-- start of Information supplied --
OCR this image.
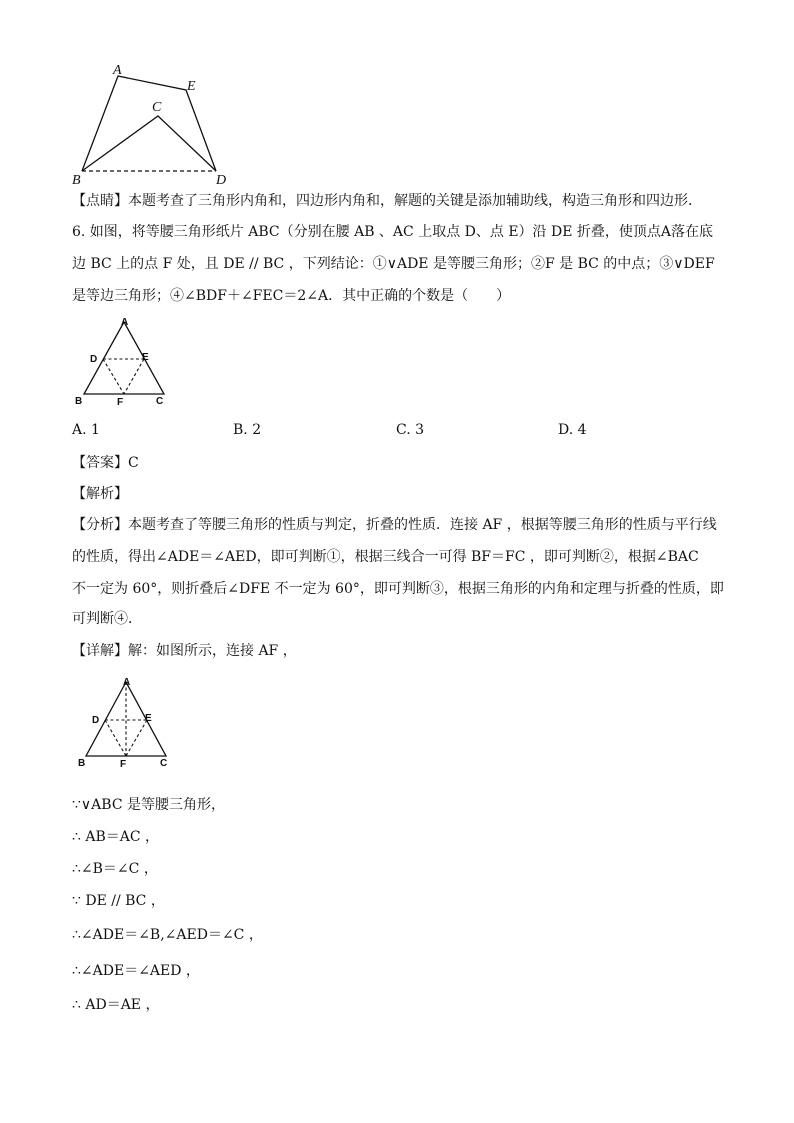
A
E
C
B	D
【点睛】本题考查了三角形内角和，四边形内角和，解题的关键是添加辅助线，构造三角形和四边形．
6. 如图，将等腰三角形纸片 ABC（分别在腰 AB 、AC 上取点 D、点 E）沿 DE 折叠，使顶点A落在底
边 BC 上的点 F 处，且 DE // BC ，下列结论：①∨ADE 是等腰三角形；②F 是 BC 的中点；③∨DEF
是等边三角形；④∠BDF＋∠FEC＝2∠A．其中正确的个数是（　　）
A
D	E
B	F	C
A. 1	B. 2	C. 3	D. 4
【答案】C
【解析】
【分析】本题考查了等腰三角形的性质与判定，折叠的性质．连接 AF ，根据等腰三角形的性质与平行线
的性质，得出∠ADE＝∠AED，即可判断①，根据三线合一可得 BF＝FC ，即可判断②，根据∠BAC
不一定为 60°，则折叠后∠DFE 不一定为 60°，即可判断③，根据三角形的内角和定理与折叠的性质，即
可判断④．
【详解】解：如图所示，连接 AF ，
A
D	E
B	F	C
∵∨ABC 是等腰三角形，
∴ AB＝AC ，
∴∠B＝∠C ，
∵ DE // BC ，
∴∠ADE＝∠B,∠AED＝∠C ，
∴∠ADE＝∠AED ，
∴ AD＝AE ，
-- end of Information supplied --
**Work instructions**
Give all the entries again exactly, dropping each picture.

**Response**
OCR this image.
A
E
C
B	D
【点睛】本题考查了三角形内角和，四边形内角和，解题的关键是添加辅助线，构造三角形和四边形．
6. 如图，将等腰三角形纸片 ABC（分别在腰 AB 、AC 上取点 D、点 E）沿 DE 折叠，使顶点A落在底
边 BC 上的点 F 处，且 DE // BC ，下列结论：①∨ADE 是等腰三角形；②F 是 BC 的中点；③∨DEF
是等边三角形；④∠BDF＋∠FEC＝2∠A．其中正确的个数是（　　）
A
D	E
B	F	C
A. 1	B. 2	C. 3	D. 4
【答案】C
【解析】
【分析】本题考查了等腰三角形的性质与判定，折叠的性质．连接 AF ，根据等腰三角形的性质与平行线
的性质，得出∠ADE＝∠AED，即可判断①，根据三线合一可得 BF＝FC ，即可判断②，根据∠BAC
不一定为 60°，则折叠后∠DFE 不一定为 60°，即可判断③，根据三角形的内角和定理与折叠的性质，即
可判断④．
【详解】解：如图所示，连接 AF ，
A
D	E
B	F	C
∵∨ABC 是等腰三角形，
∴ AB＝AC ，
∴∠B＝∠C ，
∵ DE // BC ，
∴∠ADE＝∠B,∠AED＝∠C ，
∴∠ADE＝∠AED ，
∴ AD＝AE ，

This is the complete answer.